SET PROBLEM: Scan the records for the word "axis". Copy each line that includes it.

GIVEN DATA:
--------------------------------------------------
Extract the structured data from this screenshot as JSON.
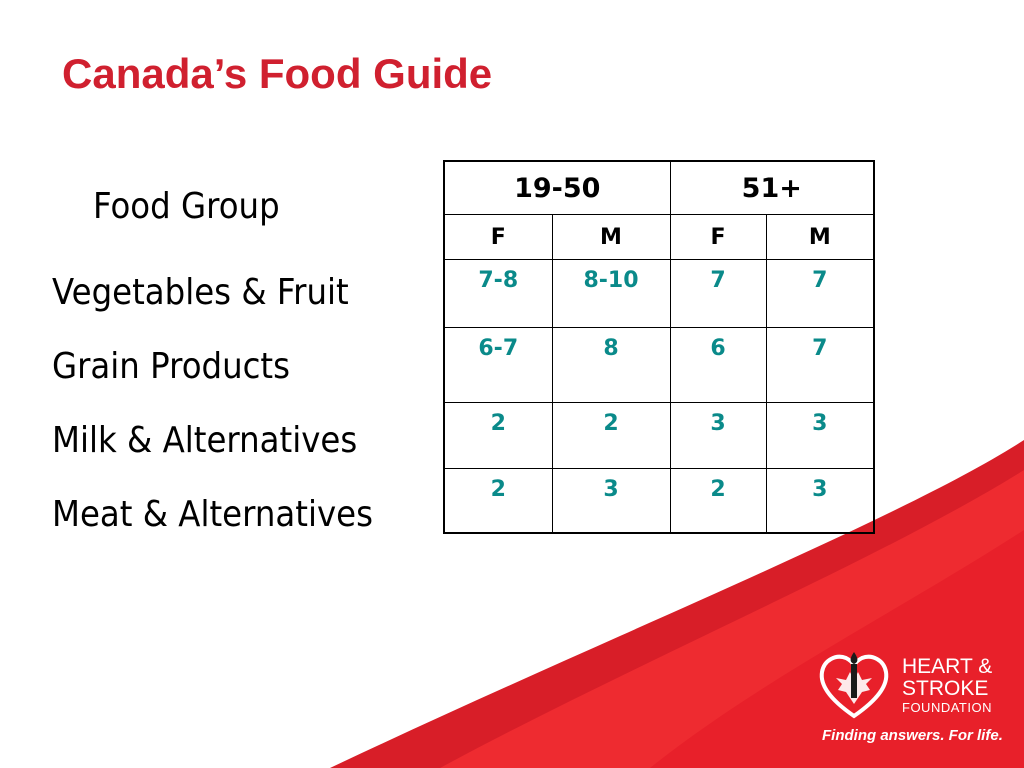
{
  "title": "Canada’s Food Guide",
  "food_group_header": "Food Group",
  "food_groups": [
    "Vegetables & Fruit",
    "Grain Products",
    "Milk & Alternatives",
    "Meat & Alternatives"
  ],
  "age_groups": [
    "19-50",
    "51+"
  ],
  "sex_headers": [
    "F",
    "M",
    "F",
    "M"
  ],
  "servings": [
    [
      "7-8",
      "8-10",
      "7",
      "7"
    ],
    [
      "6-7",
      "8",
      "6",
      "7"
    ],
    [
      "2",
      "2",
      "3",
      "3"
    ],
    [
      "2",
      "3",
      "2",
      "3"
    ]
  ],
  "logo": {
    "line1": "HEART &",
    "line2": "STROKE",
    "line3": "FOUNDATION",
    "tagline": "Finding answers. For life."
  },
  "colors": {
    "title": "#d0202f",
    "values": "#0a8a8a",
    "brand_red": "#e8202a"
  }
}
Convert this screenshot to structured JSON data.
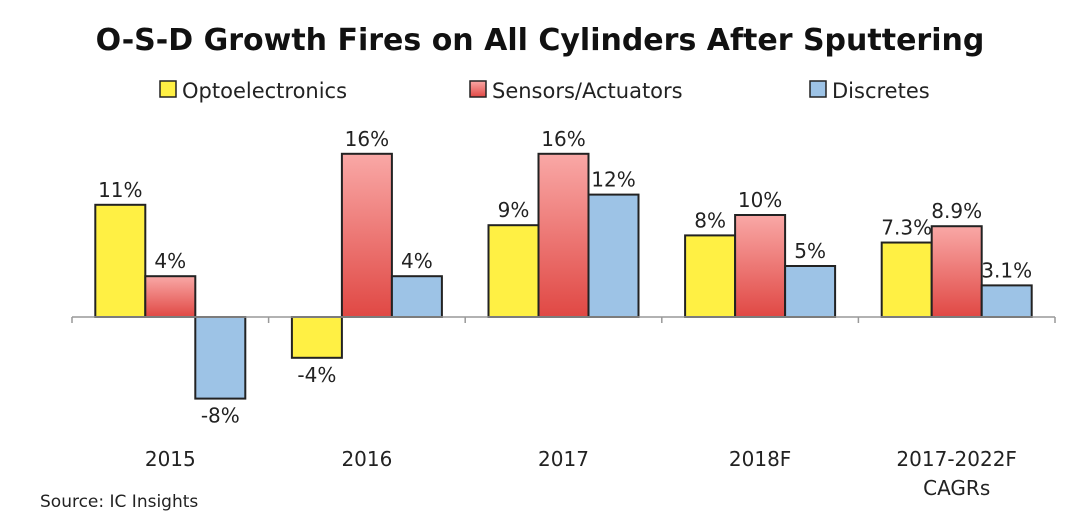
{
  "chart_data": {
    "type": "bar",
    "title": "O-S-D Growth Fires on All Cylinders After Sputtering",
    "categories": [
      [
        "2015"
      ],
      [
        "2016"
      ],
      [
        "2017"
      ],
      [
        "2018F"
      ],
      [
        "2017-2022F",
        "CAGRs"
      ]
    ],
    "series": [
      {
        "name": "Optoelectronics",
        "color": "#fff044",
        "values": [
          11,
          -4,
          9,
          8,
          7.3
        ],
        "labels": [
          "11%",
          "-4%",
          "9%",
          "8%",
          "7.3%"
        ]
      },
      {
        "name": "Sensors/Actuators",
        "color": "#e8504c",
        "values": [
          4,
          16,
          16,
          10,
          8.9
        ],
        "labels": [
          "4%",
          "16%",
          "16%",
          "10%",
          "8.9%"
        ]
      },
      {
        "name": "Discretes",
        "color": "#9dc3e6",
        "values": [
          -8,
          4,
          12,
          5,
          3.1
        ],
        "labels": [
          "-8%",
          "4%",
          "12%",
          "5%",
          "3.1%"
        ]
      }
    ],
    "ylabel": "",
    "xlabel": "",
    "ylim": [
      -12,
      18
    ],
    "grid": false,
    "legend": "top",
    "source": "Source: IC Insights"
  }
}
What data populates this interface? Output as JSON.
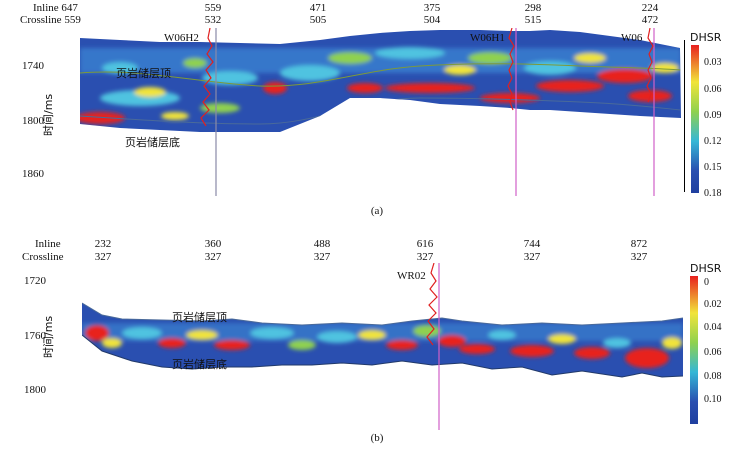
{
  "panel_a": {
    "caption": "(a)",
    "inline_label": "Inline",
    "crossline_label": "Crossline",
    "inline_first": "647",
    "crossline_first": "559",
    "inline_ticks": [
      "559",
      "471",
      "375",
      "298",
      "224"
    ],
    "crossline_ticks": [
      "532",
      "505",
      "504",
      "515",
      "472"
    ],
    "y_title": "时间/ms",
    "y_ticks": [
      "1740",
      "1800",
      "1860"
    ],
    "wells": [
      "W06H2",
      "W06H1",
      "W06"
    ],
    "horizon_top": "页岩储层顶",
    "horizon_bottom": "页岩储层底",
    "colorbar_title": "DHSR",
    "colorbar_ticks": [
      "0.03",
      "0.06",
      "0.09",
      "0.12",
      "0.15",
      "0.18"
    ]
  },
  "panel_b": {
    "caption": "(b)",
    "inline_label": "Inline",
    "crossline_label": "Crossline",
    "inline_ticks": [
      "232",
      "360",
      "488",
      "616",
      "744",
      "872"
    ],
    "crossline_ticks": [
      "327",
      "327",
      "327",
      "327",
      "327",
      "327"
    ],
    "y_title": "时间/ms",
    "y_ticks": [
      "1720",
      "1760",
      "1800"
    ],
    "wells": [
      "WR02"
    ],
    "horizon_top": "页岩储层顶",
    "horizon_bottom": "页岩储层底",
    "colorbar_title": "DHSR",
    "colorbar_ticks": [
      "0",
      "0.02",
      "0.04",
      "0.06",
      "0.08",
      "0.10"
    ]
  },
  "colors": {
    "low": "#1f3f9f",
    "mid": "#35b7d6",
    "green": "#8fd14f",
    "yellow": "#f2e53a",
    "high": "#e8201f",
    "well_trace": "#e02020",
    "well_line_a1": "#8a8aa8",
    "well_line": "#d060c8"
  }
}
--------------------------------------------------
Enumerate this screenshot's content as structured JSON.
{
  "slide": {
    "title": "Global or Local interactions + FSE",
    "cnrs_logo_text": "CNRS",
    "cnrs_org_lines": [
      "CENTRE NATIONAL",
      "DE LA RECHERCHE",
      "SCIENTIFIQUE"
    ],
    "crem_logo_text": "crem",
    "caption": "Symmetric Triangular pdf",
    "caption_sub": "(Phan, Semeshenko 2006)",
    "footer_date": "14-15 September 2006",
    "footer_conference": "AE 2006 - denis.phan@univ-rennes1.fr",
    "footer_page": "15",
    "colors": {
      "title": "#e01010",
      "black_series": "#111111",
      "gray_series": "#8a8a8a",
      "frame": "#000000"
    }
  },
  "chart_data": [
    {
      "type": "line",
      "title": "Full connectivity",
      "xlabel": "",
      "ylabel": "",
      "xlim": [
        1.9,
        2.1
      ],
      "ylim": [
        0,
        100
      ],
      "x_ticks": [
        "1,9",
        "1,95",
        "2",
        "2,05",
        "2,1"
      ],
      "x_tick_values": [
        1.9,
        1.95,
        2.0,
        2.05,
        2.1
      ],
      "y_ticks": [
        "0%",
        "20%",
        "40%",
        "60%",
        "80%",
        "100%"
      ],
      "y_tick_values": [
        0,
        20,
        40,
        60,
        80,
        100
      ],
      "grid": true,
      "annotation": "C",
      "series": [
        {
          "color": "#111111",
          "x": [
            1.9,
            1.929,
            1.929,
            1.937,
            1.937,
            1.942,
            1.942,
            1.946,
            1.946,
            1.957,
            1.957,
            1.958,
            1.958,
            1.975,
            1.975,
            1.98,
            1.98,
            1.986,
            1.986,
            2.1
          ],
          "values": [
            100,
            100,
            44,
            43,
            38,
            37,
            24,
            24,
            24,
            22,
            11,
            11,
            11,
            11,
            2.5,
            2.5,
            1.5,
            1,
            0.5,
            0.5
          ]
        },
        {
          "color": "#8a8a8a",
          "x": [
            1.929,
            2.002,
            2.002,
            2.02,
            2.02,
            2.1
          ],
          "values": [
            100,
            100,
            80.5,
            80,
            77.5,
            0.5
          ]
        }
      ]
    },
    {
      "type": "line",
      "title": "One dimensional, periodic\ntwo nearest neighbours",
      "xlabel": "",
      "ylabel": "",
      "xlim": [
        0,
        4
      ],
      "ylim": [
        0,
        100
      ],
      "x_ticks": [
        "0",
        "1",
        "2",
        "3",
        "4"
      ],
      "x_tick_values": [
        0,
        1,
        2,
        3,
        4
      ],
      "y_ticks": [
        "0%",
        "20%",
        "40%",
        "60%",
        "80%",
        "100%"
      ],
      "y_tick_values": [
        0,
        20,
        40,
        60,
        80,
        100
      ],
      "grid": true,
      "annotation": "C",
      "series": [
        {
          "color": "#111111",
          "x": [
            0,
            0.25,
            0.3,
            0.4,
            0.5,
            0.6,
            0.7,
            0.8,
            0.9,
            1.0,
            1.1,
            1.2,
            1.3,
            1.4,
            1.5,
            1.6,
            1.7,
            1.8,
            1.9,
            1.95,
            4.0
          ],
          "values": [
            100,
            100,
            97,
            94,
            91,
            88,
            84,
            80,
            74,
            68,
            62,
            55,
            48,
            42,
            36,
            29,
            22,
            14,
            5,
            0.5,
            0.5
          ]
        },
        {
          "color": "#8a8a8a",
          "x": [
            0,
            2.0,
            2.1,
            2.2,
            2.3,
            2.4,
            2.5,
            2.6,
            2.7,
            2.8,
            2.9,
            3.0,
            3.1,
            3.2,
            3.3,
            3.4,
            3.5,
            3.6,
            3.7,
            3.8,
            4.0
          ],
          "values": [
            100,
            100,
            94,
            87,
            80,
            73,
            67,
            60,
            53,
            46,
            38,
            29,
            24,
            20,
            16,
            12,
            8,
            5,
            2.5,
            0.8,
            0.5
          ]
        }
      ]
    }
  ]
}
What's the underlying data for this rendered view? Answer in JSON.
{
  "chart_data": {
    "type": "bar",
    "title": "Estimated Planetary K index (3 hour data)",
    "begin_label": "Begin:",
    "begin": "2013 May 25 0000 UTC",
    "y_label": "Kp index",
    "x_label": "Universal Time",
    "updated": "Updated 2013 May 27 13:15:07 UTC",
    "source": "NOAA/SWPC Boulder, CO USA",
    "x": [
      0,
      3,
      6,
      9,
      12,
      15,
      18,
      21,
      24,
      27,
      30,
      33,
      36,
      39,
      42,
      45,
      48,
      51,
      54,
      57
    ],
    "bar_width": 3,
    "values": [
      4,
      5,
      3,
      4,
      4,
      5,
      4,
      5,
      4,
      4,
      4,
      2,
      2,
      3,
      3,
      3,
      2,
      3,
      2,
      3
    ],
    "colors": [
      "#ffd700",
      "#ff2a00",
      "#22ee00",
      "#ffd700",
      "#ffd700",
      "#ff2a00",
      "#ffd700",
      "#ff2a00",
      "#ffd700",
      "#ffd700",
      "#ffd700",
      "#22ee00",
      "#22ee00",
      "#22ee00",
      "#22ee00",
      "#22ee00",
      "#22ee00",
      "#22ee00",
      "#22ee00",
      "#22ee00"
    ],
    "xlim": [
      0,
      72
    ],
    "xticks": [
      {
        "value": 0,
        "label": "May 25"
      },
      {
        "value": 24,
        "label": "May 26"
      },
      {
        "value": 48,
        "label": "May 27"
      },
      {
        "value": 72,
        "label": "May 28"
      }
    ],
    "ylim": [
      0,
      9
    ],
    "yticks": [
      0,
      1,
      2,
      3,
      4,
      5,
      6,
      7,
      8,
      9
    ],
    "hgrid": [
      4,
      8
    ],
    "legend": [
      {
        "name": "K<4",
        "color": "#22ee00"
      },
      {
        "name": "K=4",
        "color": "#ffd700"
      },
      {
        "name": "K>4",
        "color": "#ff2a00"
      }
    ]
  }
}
--------------------------------------------------
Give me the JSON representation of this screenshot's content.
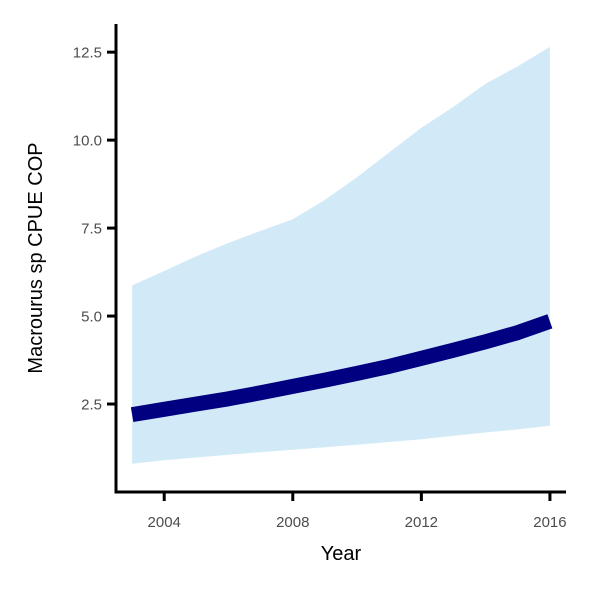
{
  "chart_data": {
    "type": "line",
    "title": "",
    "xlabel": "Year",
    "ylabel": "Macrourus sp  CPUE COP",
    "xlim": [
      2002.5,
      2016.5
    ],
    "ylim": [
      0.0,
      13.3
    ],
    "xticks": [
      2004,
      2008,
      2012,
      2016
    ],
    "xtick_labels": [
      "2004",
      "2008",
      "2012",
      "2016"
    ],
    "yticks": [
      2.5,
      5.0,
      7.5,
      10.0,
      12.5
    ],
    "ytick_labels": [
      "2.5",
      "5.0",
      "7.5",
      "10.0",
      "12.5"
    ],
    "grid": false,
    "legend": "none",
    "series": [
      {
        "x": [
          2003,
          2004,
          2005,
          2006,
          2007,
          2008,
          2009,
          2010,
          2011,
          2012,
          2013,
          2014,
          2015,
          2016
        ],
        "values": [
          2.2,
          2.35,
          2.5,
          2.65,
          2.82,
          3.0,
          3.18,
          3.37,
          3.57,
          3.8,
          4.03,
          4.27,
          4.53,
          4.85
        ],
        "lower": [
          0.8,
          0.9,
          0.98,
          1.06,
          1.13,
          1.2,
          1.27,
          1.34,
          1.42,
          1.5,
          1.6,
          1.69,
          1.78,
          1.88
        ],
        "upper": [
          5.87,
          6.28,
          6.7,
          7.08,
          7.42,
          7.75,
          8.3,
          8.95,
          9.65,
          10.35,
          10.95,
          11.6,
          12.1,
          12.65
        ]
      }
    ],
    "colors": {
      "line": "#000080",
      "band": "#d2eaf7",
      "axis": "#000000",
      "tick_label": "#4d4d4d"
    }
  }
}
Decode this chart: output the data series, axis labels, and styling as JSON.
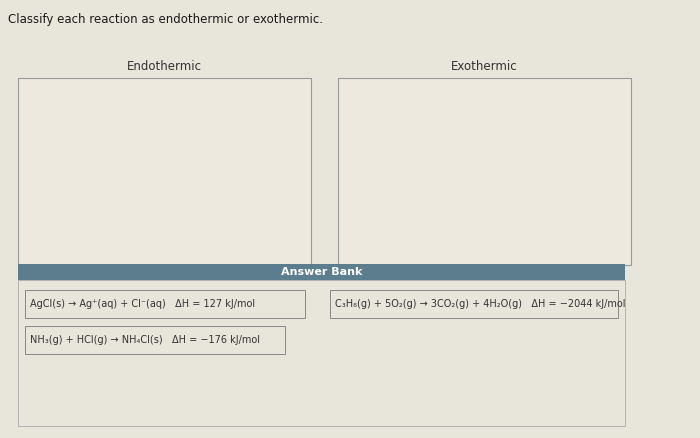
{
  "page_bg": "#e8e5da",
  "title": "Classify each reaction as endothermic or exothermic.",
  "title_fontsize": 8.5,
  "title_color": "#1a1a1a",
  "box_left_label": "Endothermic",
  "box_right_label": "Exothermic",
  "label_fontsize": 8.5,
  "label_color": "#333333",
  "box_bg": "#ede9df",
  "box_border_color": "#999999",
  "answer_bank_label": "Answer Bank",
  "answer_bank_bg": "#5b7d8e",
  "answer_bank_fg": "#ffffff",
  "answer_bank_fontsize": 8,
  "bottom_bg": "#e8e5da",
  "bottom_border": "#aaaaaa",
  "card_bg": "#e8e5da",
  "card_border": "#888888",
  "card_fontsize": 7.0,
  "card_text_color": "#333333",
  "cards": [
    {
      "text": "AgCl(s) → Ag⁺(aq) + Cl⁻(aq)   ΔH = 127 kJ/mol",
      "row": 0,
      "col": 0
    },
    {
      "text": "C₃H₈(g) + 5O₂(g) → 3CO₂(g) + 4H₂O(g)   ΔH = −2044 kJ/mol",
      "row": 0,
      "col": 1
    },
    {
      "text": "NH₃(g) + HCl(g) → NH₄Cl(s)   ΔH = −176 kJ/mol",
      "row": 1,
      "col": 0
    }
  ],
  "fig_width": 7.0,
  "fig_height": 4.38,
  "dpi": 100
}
--------------------------------------------------
FINAL RESULT:
      "axis": "#000000",
Decode this chart: output the data series, axis labels, and styling as JSON.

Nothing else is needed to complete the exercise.